WHAT NEEDS TO BE DONE: Repeat each record exactly as written, and drop any images.

[start of GIVEN ENTRIES]

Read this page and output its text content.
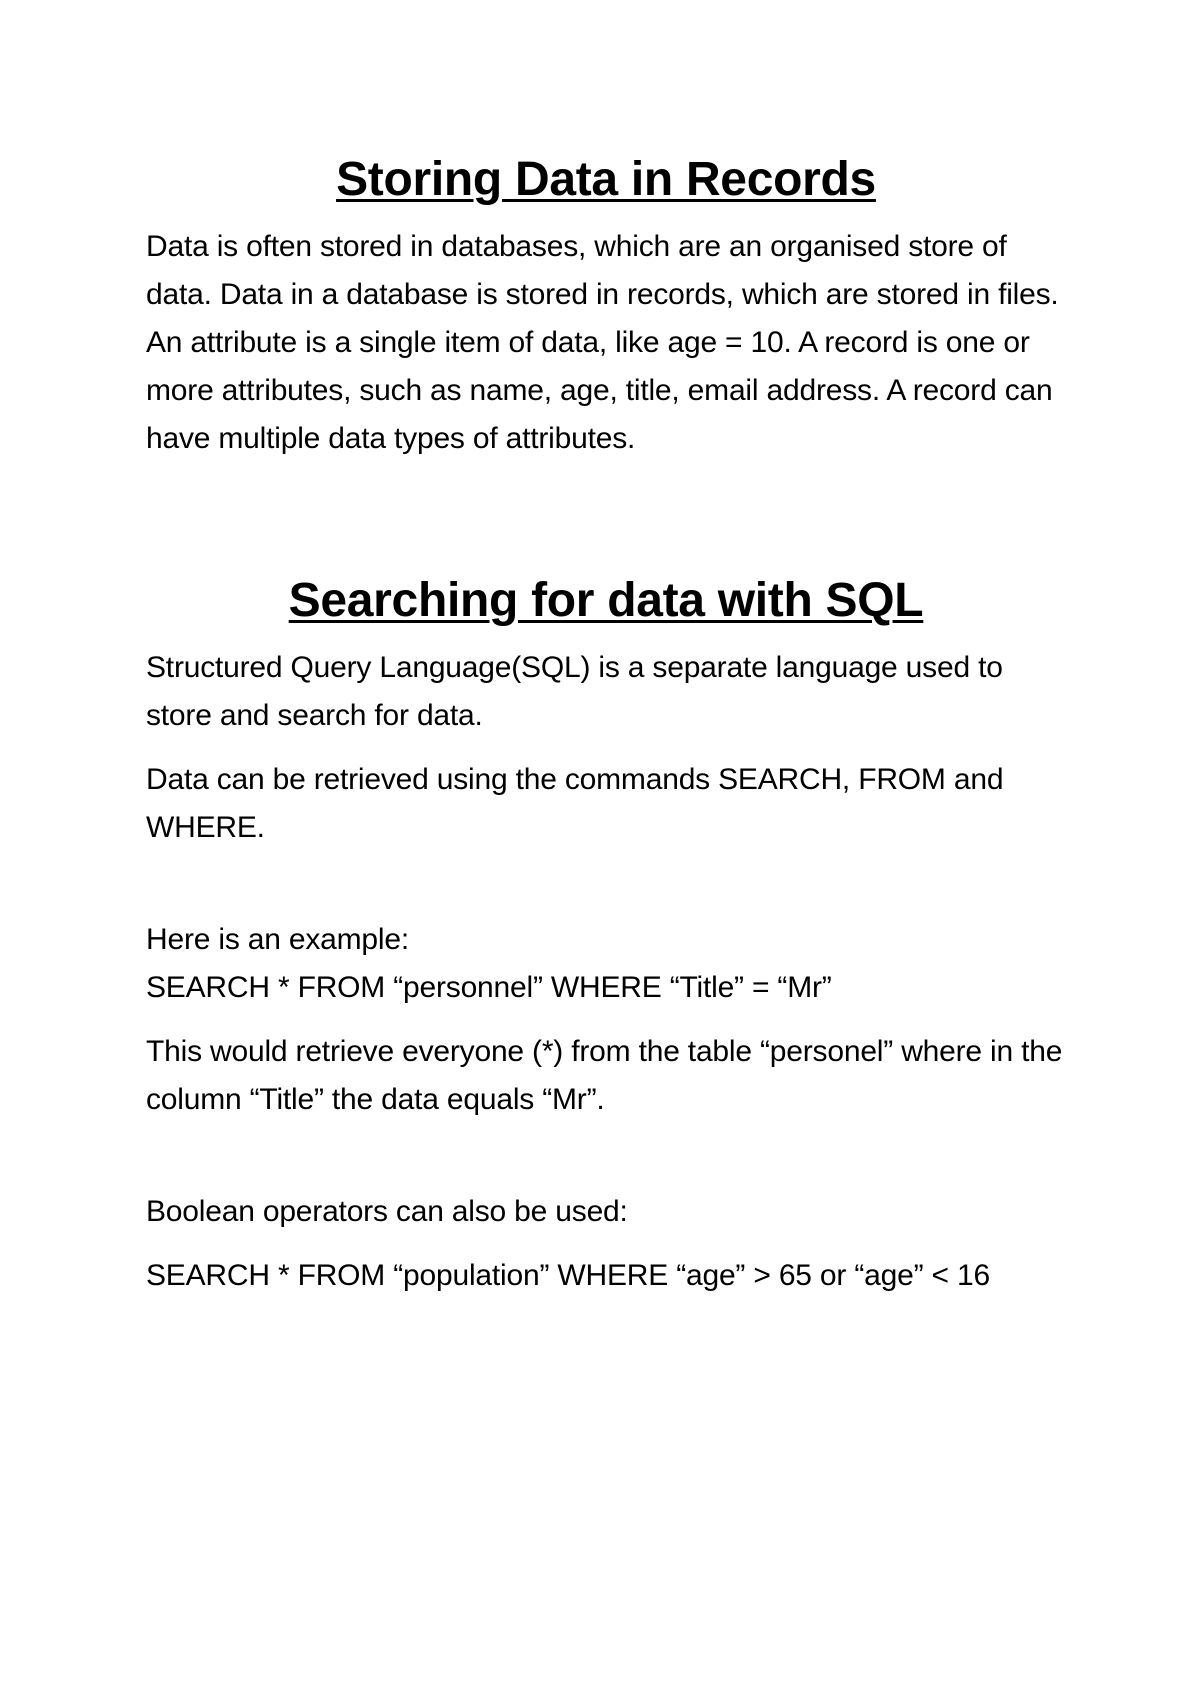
Storing Data in Records

Data is often stored in databases, which are an organised store of data. Data in a database is stored in records, which are stored in files. An attribute is a single item of data, like age = 10. A record is one or more attributes, such as name, age, title, email address. A record can have multiple data types of attributes.

Searching for data with SQL

Structured Query Language(SQL) is a separate language used to store and search for data.

Data can be retrieved using the commands SEARCH, FROM and WHERE.

Here is an example:

SEARCH * FROM “personnel” WHERE “Title” = “Mr”

This would retrieve everyone (*) from the table “personel” where in the column “Title” the data equals “Mr”.

Boolean operators can also be used:

SEARCH * FROM “population” WHERE “age” > 65 or “age” < 16
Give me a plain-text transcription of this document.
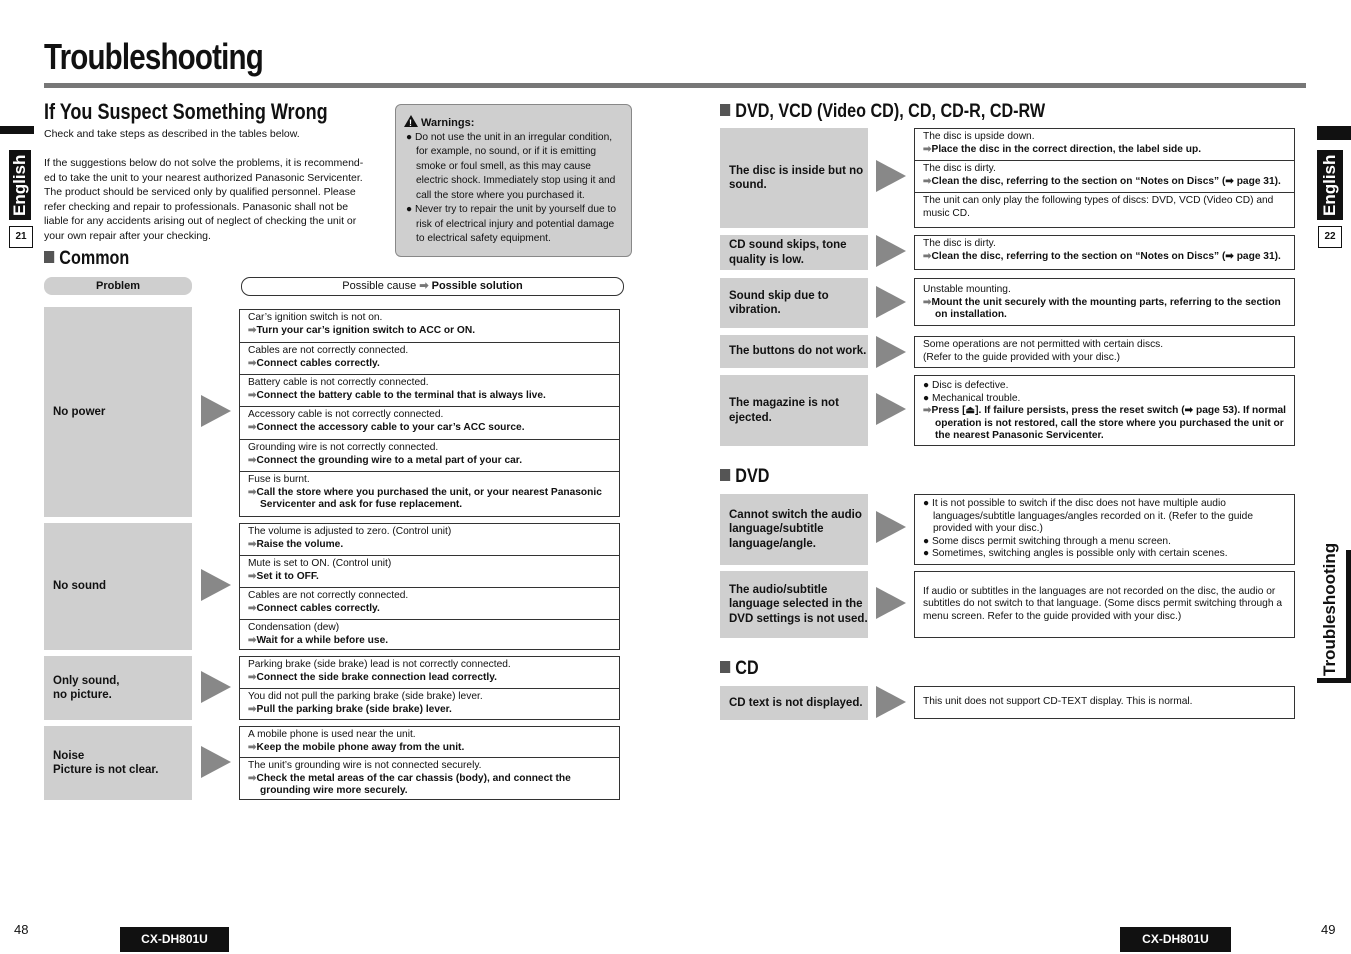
Troubleshooting
English
21
If You Suspect Something Wrong
Check and take steps as described in the tables below.
If the suggestions below do not solve the problems, it is recommend-ed to take the unit to your nearest authorized Panasonic Servicenter. The product should be serviced only by qualified personnel. Please refer checking and repair to professionals. Panasonic shall not be liable for any accidents arising out of neglect of checking the unit or your own repair after your checking.
!Warnings:
● Do not use the unit in an irregular condition, for example, no sound, or if it is emitting smoke or foul smell, as this may cause electric shock. Immediately stop using it and call the store where you purchased it.
● Never try to repair the unit by yourself due to risk of electrical injury and potential damage to electrical safety equipment.
Common
Problem	Possible cause ➡ Possible solution
No power
Car’s ignition switch is not on.
➡Turn your car’s ignition switch to ACC or ON.
Cables are not correctly connected.
➡Connect cables correctly.
Battery cable is not correctly connected.
➡Connect the battery cable to the terminal that is always live.
Accessory cable is not correctly connected.
➡Connect the accessory cable to your car’s ACC source.
Grounding wire is not correctly connected.
➡Connect the grounding wire to a metal part of your car.
Fuse is burnt.
➡Call the store where you purchased the unit, or your nearest Panasonic Servicenter and ask for fuse replacement.
No sound
The volume is adjusted to zero. (Control unit)
➡Raise the volume.
Mute is set to ON. (Control unit)
➡Set it to OFF.
Cables are not correctly connected.
➡Connect cables correctly.
Condensation (dew)
➡Wait for a while before use.
Only sound,
no picture.
Parking brake (side brake) lead is not correctly connected.
➡Connect the side brake connection lead correctly.
You did not pull the parking brake (side brake) lever.
➡Pull the parking brake (side brake) lever.
Noise
Picture is not clear.
A mobile phone is used near the unit.
➡Keep the mobile phone away from the unit.
The unit’s grounding wire is not connected securely.
➡Check the metal areas of the car chassis (body), and connect the grounding wire more securely.
48
CX-DH801U
DVD, VCD (Video CD), CD, CD-R, CD-RW
The disc is inside but no sound.
The disc is upside down.
➡Place the disc in the correct direction, the label side up.
The disc is dirty.
➡Clean the disc, referring to the section on “Notes on Discs” (➡ page 31).
The unit can only play the following types of discs: DVD, VCD (Video CD) and music CD.
CD sound skips, tone quality is low.
The disc is dirty.
➡Clean the disc, referring to the section on “Notes on Discs” (➡ page 31).
Sound skip due to vibration.
Unstable mounting.
➡Mount the unit securely with the mounting parts, referring to the section on installation.
The buttons do not work.
Some operations are not permitted with certain discs.
(Refer to the guide provided with your disc.)
The magazine is not ejected.
● Disc is defective.
● Mechanical trouble.
➡Press [⏏]. If failure persists, press the reset switch (➡ page 53). If normal operation is not restored, call the store where you purchased the unit or the nearest Panasonic Servicenter.
DVD
Cannot switch the audio language/subtitle language/angle.
● It is not possible to switch if the disc does not have multiple audio languages/subtitle languages/angles recorded on it. (Refer to the guide provided with your disc.)
● Some discs permit switching through a menu screen.
● Sometimes, switching angles is possible only with certain scenes.
The audio/subtitle language selected in the DVD settings is not used.
If audio or subtitles in the languages are not recorded on the disc, the audio or subtitles do not switch to that language. (Some discs permit switching through a menu screen. Refer to the guide provided with your disc.)
CD
CD text is not displayed.	This unit does not support CD-TEXT display. This is normal.
English
22
Troubleshooting
CX-DH801U
49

[end of GIVEN ENTRIES]

RIGHT ANSWER:
Read this page and output its text content.
Storing Data in Records

Data is often stored in databases, which are an organised store of data. Data in a database is stored in records, which are stored in files. An attribute is a single item of data, like age = 10. A record is one or more attributes, such as name, age, title, email address. A record can have multiple data types of attributes.

Searching for data with SQL

Structured Query Language(SQL) is a separate language used to store and search for data.

Data can be retrieved using the commands SEARCH, FROM and WHERE.

Here is an example:

SEARCH * FROM “personnel” WHERE “Title” = “Mr”

This would retrieve everyone (*) from the table “personel” where in the column “Title” the data equals “Mr”.

Boolean operators can also be used:

SEARCH * FROM “population” WHERE “age” > 65 or “age” < 16
Give me a plain-text transcription of this document.
Troubleshooting
English
21
If You Suspect Something Wrong
Check and take steps as described in the tables below.
If the suggestions below do not solve the problems, it is recommend-ed to take the unit to your nearest authorized Panasonic Servicenter. The product should be serviced only by qualified personnel. Please refer checking and repair to professionals. Panasonic shall not be liable for any accidents arising out of neglect of checking the unit or your own repair after your checking.
!Warnings:
● Do not use the unit in an irregular condition, for example, no sound, or if it is emitting smoke or foul smell, as this may cause electric shock. Immediately stop using it and call the store where you purchased it.
● Never try to repair the unit by yourself due to risk of electrical injury and potential damage to electrical safety equipment.
Common
Problem	Possible cause ➡ Possible solution
No power
Car’s ignition switch is not on.
➡Turn your car’s ignition switch to ACC or ON.
Cables are not correctly connected.
➡Connect cables correctly.
Battery cable is not correctly connected.
➡Connect the battery cable to the terminal that is always live.
Accessory cable is not correctly connected.
➡Connect the accessory cable to your car’s ACC source.
Grounding wire is not correctly connected.
➡Connect the grounding wire to a metal part of your car.
Fuse is burnt.
➡Call the store where you purchased the unit, or your nearest Panasonic Servicenter and ask for fuse replacement.
No sound
The volume is adjusted to zero. (Control unit)
➡Raise the volume.
Mute is set to ON. (Control unit)
➡Set it to OFF.
Cables are not correctly connected.
➡Connect cables correctly.
Condensation (dew)
➡Wait for a while before use.
Only sound,
no picture.
Parking brake (side brake) lead is not correctly connected.
➡Connect the side brake connection lead correctly.
You did not pull the parking brake (side brake) lever.
➡Pull the parking brake (side brake) lever.
Noise
Picture is not clear.
A mobile phone is used near the unit.
➡Keep the mobile phone away from the unit.
The unit’s grounding wire is not connected securely.
➡Check the metal areas of the car chassis (body), and connect the grounding wire more securely.
48
CX-DH801U
DVD, VCD (Video CD), CD, CD-R, CD-RW
The disc is inside but no sound.
The disc is upside down.
➡Place the disc in the correct direction, the label side up.
The disc is dirty.
➡Clean the disc, referring to the section on “Notes on Discs” (➡ page 31).
The unit can only play the following types of discs: DVD, VCD (Video CD) and music CD.
CD sound skips, tone quality is low.
The disc is dirty.
➡Clean the disc, referring to the section on “Notes on Discs” (➡ page 31).
Sound skip due to vibration.
Unstable mounting.
➡Mount the unit securely with the mounting parts, referring to the section on installation.
The buttons do not work.
Some operations are not permitted with certain discs.
(Refer to the guide provided with your disc.)
The magazine is not ejected.
● Disc is defective.
● Mechanical trouble.
➡Press [⏏]. If failure persists, press the reset switch (➡ page 53). If normal operation is not restored, call the store where you purchased the unit or the nearest Panasonic Servicenter.
DVD
Cannot switch the audio language/subtitle language/angle.
● It is not possible to switch if the disc does not have multiple audio languages/subtitle languages/angles recorded on it. (Refer to the guide provided with your disc.)
● Some discs permit switching through a menu screen.
● Sometimes, switching angles is possible only with certain scenes.
The audio/subtitle language selected in the DVD settings is not used.
If audio or subtitles in the languages are not recorded on the disc, the audio or subtitles do not switch to that language. (Some discs permit switching through a menu screen. Refer to the guide provided with your disc.)
CD
CD text is not displayed.	This unit does not support CD-TEXT display. This is normal.
English
22
Troubleshooting
CX-DH801U
49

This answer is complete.